_Given instruction_
Locate every line in the records below that contains the word "goutte", and copy each one.

## START Recorded data

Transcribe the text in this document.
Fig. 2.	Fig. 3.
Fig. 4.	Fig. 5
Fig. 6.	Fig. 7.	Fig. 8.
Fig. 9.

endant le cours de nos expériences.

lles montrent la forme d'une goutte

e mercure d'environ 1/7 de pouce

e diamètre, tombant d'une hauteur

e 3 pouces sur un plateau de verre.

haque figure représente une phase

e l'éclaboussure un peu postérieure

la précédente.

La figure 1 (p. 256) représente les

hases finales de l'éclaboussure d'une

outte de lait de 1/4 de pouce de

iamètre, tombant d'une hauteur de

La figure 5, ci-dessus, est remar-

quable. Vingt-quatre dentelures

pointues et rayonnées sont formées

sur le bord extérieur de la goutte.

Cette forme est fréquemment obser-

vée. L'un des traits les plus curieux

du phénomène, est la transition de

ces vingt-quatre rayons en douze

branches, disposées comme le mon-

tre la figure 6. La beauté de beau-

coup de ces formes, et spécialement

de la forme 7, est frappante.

## END Recorded data

_Response_
lles montrent la forme d'une goutte
sur le bord extérieur de la goutte.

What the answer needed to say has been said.